[Aim of the task] Print the records that follow verbatim, omitting the pictures from your output.

_ _ _

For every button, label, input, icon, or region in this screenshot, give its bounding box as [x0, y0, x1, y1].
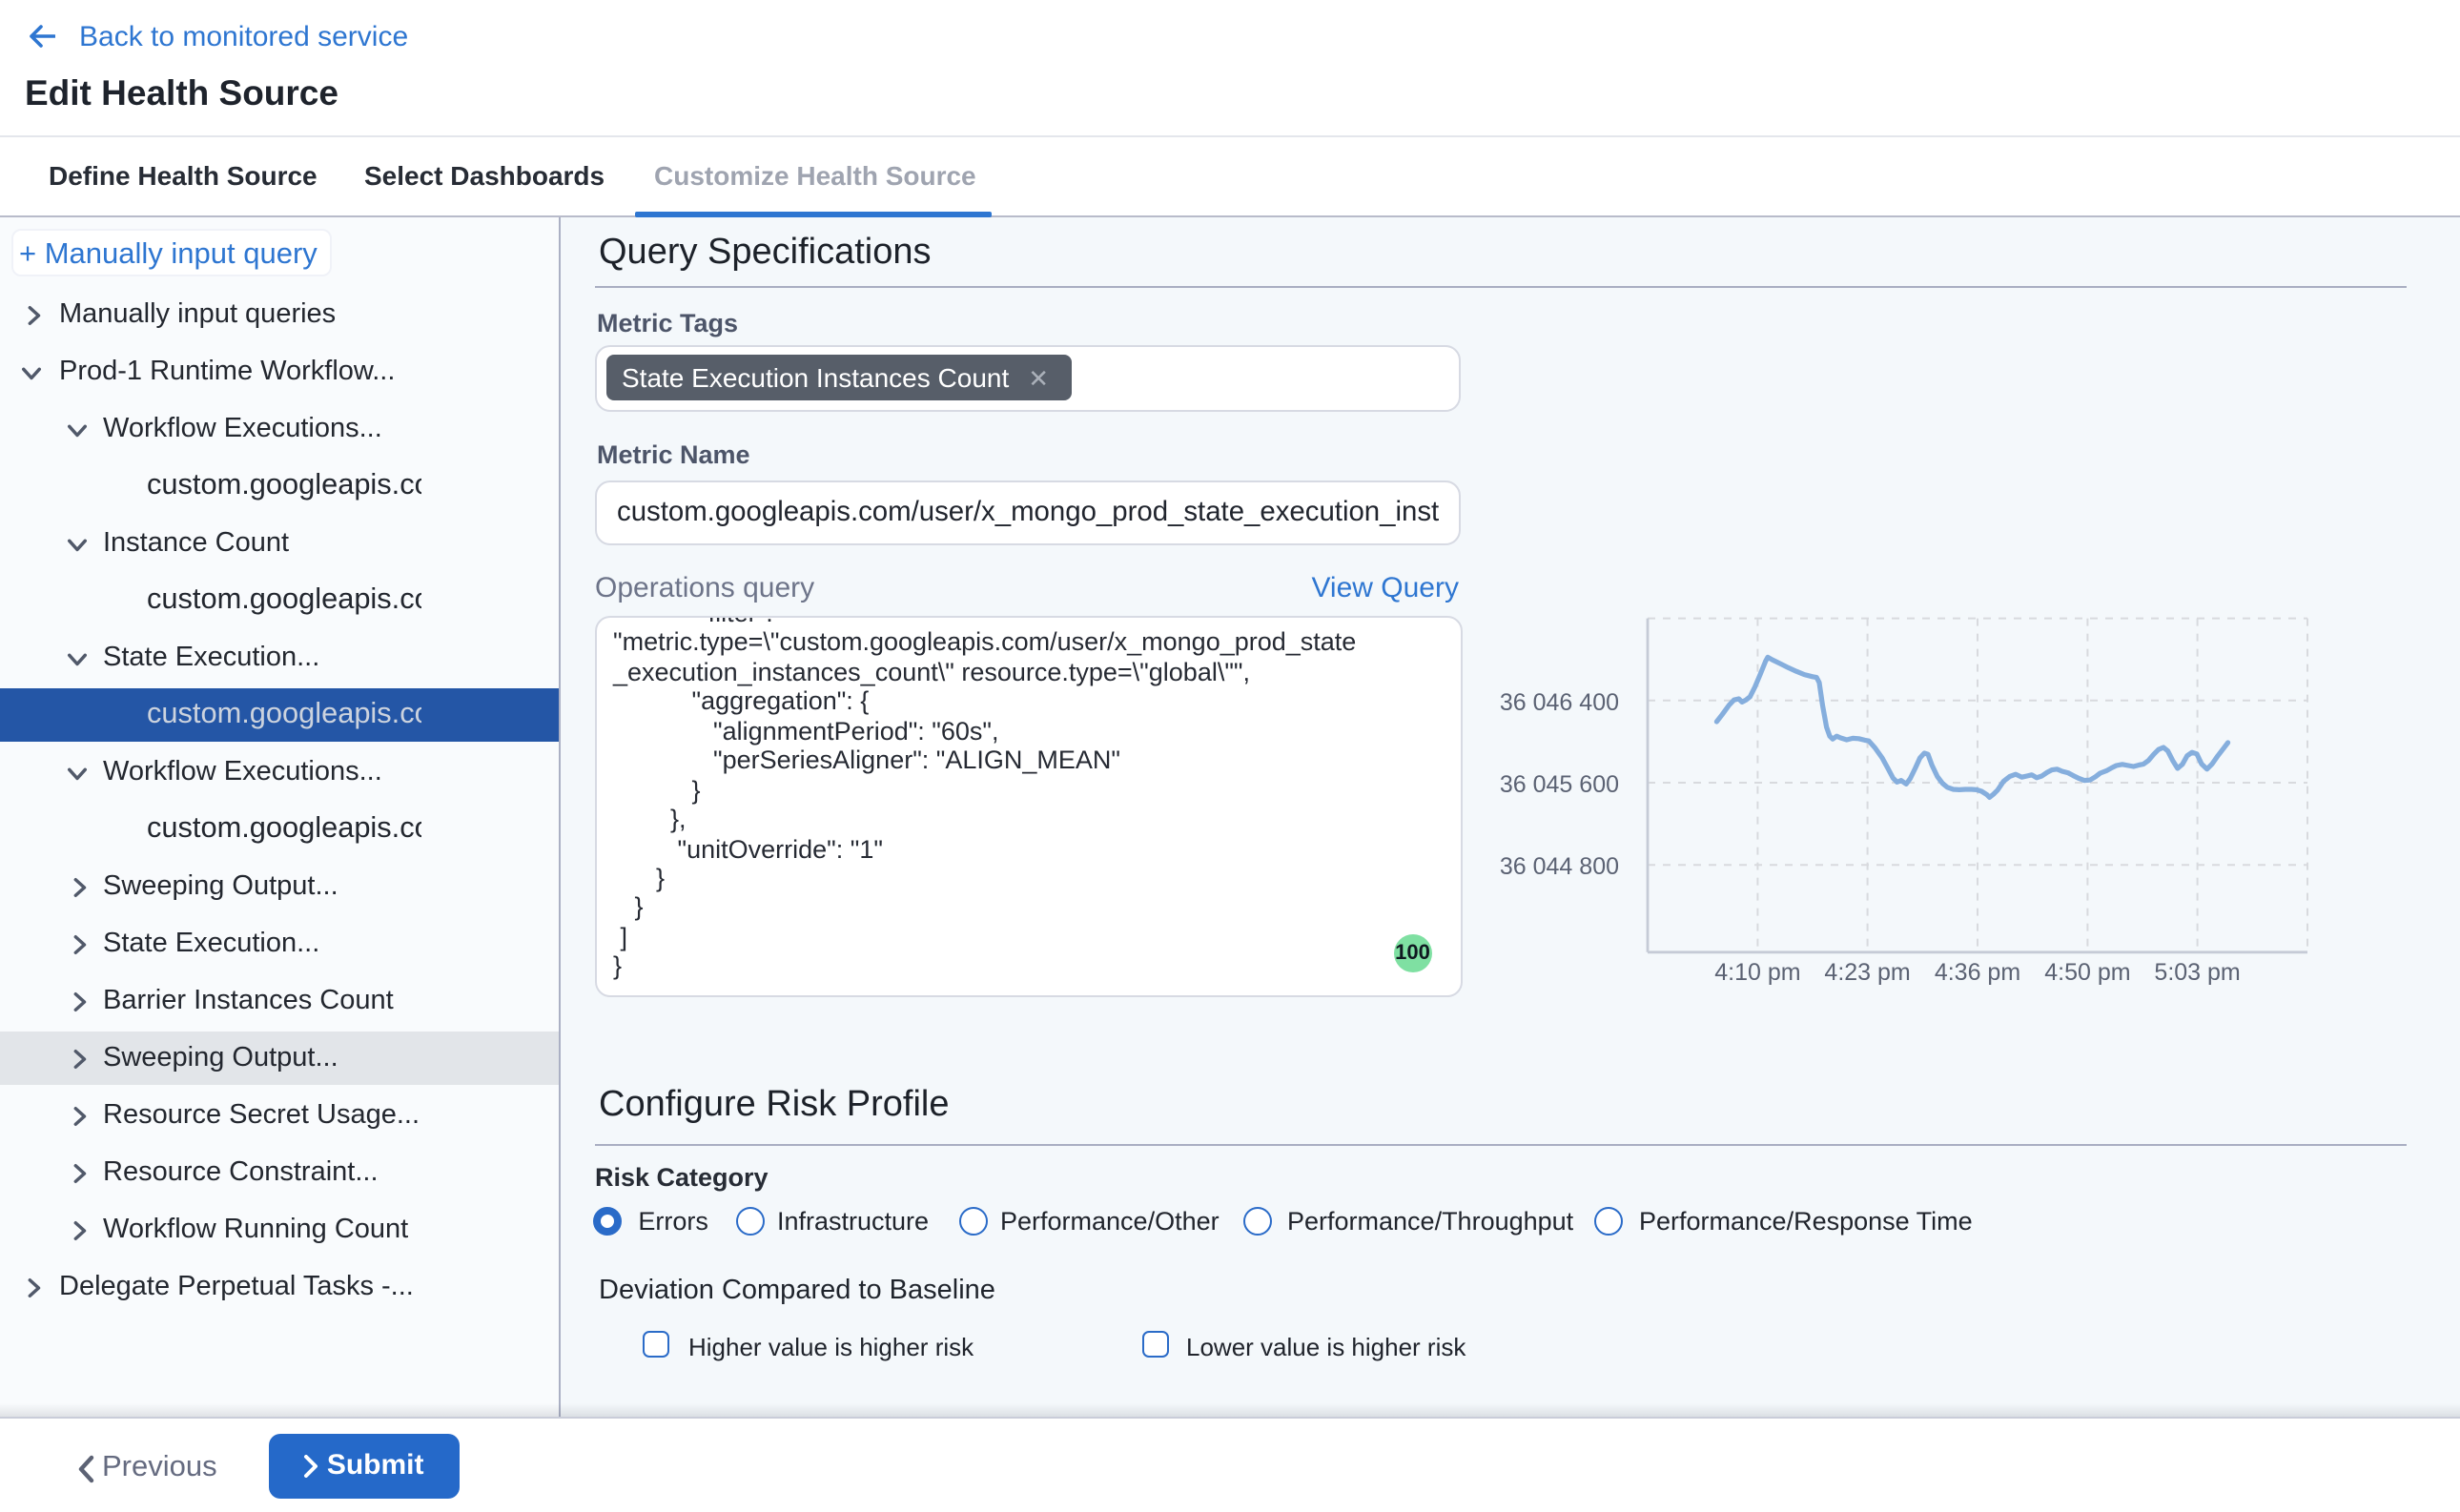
- svg-text:4:50 pm: 4:50 pm: [2044, 959, 2130, 986]
- svg-text:36 045 600: 36 045 600: [1500, 771, 1619, 798]
- svg-text:36 044 800: 36 044 800: [1500, 853, 1619, 880]
- svg-text:4:36 pm: 4:36 pm: [1935, 959, 2020, 986]
- svg-text:5:03 pm: 5:03 pm: [2154, 959, 2240, 986]
- svg-text:4:23 pm: 4:23 pm: [1824, 959, 1910, 986]
- svg-text:36 046 400: 36 046 400: [1500, 689, 1619, 716]
- svg-text:4:10 pm: 4:10 pm: [1714, 959, 1800, 986]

_ _ _

[Result of the task]
For every button, label, input, icon, or region in this screenshot, give its bounding box as [x0, y0, x1, y1].
- svg-text:4:50 pm: 4:50 pm: [2044, 959, 2130, 986]
- svg-text:36 045 600: 36 045 600: [1500, 771, 1619, 798]
- svg-text:36 044 800: 36 044 800: [1500, 853, 1619, 880]
- svg-text:4:36 pm: 4:36 pm: [1935, 959, 2020, 986]
- svg-text:5:03 pm: 5:03 pm: [2154, 959, 2240, 986]
- svg-text:4:23 pm: 4:23 pm: [1824, 959, 1910, 986]
- svg-text:36 046 400: 36 046 400: [1500, 689, 1619, 716]
- svg-text:4:10 pm: 4:10 pm: [1714, 959, 1800, 986]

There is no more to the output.